(Saved entries)

══════════

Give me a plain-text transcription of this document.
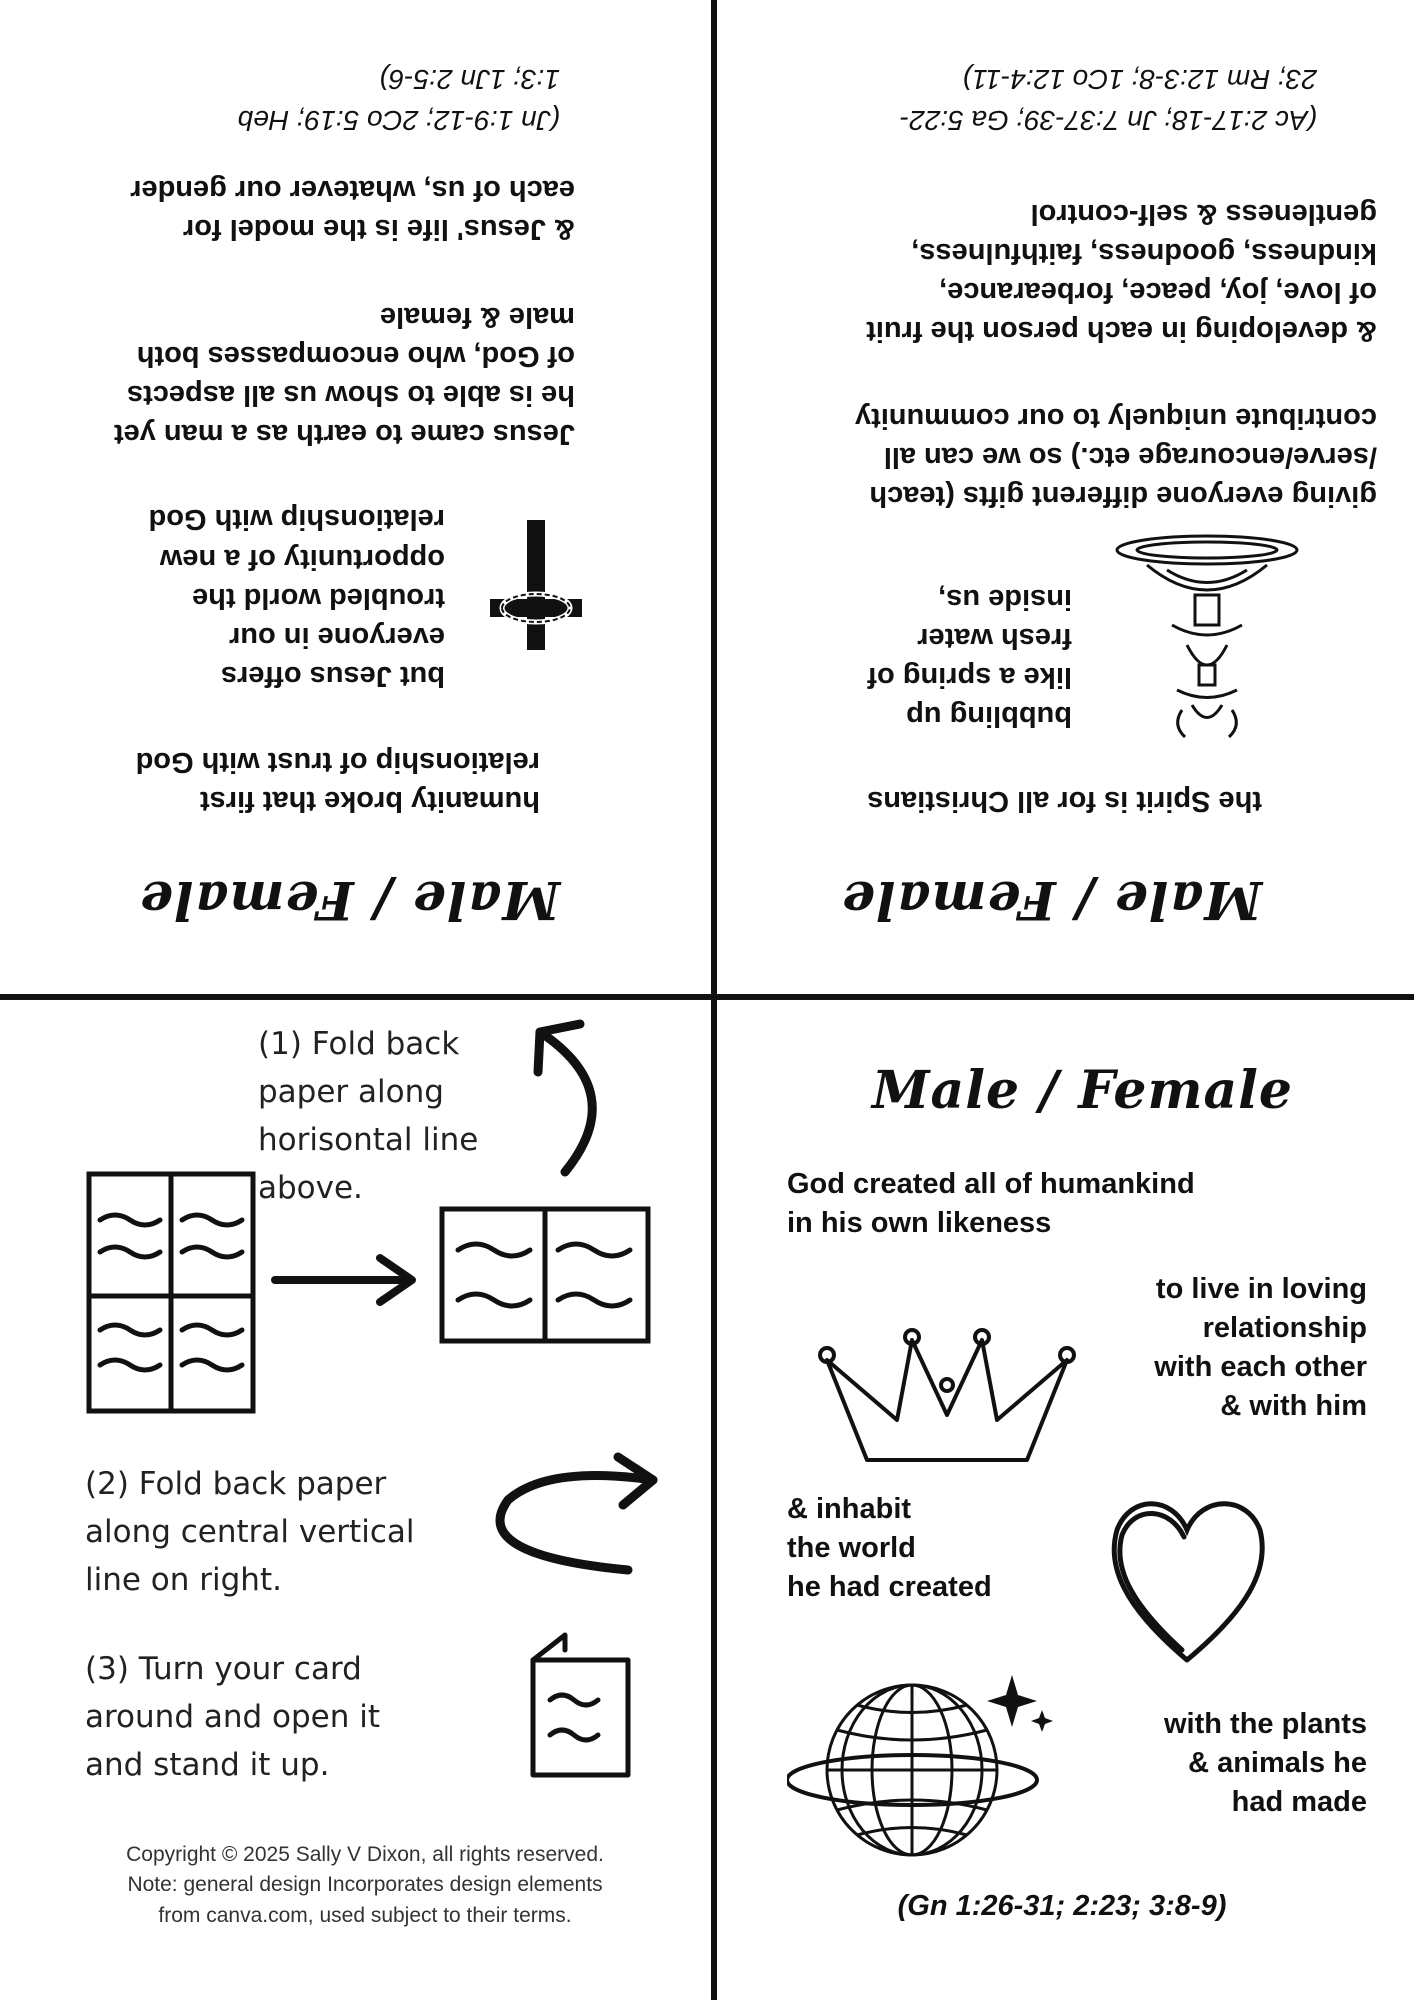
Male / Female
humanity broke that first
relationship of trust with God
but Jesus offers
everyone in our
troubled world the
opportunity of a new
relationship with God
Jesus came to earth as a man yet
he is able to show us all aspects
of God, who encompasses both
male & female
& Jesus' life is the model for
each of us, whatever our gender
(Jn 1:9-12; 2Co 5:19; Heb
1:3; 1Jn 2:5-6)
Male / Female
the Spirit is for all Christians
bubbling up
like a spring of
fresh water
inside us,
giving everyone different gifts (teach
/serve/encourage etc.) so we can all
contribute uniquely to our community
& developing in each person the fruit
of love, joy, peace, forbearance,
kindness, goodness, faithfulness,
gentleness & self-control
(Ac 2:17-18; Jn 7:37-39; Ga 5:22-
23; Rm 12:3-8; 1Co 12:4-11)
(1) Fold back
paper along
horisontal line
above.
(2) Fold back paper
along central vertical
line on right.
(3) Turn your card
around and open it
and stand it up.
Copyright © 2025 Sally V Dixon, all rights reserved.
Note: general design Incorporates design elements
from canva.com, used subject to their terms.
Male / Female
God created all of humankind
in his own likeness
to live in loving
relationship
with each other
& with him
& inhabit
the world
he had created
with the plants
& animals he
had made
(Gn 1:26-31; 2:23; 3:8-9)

══════════

Work to be completed:
Write every entry out again exactly, dropping the pictures.

Answer in full:
Give me a plain-text transcription of this document.
Male / Female
humanity broke that first
relationship of trust with God
but Jesus offers
everyone in our
troubled world the
opportunity of a new
relationship with God
Jesus came to earth as a man yet
he is able to show us all aspects
of God, who encompasses both
male & female
& Jesus' life is the model for
each of us, whatever our gender
(Jn 1:9-12; 2Co 5:19; Heb
1:3; 1Jn 2:5-6)
Male / Female
the Spirit is for all Christians
bubbling up
like a spring of
fresh water
inside us,
giving everyone different gifts (teach
/serve/encourage etc.) so we can all
contribute uniquely to our community
& developing in each person the fruit
of love, joy, peace, forbearance,
kindness, goodness, faithfulness,
gentleness & self-control
(Ac 2:17-18; Jn 7:37-39; Ga 5:22-
23; Rm 12:3-8; 1Co 12:4-11)
(1) Fold back
paper along
horisontal line
above.
(2) Fold back paper
along central vertical
line on right.
(3) Turn your card
around and open it
and stand it up.
Copyright © 2025 Sally V Dixon, all rights reserved.
Note: general design Incorporates design elements
from canva.com, used subject to their terms.
Male / Female
God created all of humankind
in his own likeness
to live in loving
relationship
with each other
& with him
& inhabit
the world
he had created
with the plants
& animals he
had made
(Gn 1:26-31; 2:23; 3:8-9)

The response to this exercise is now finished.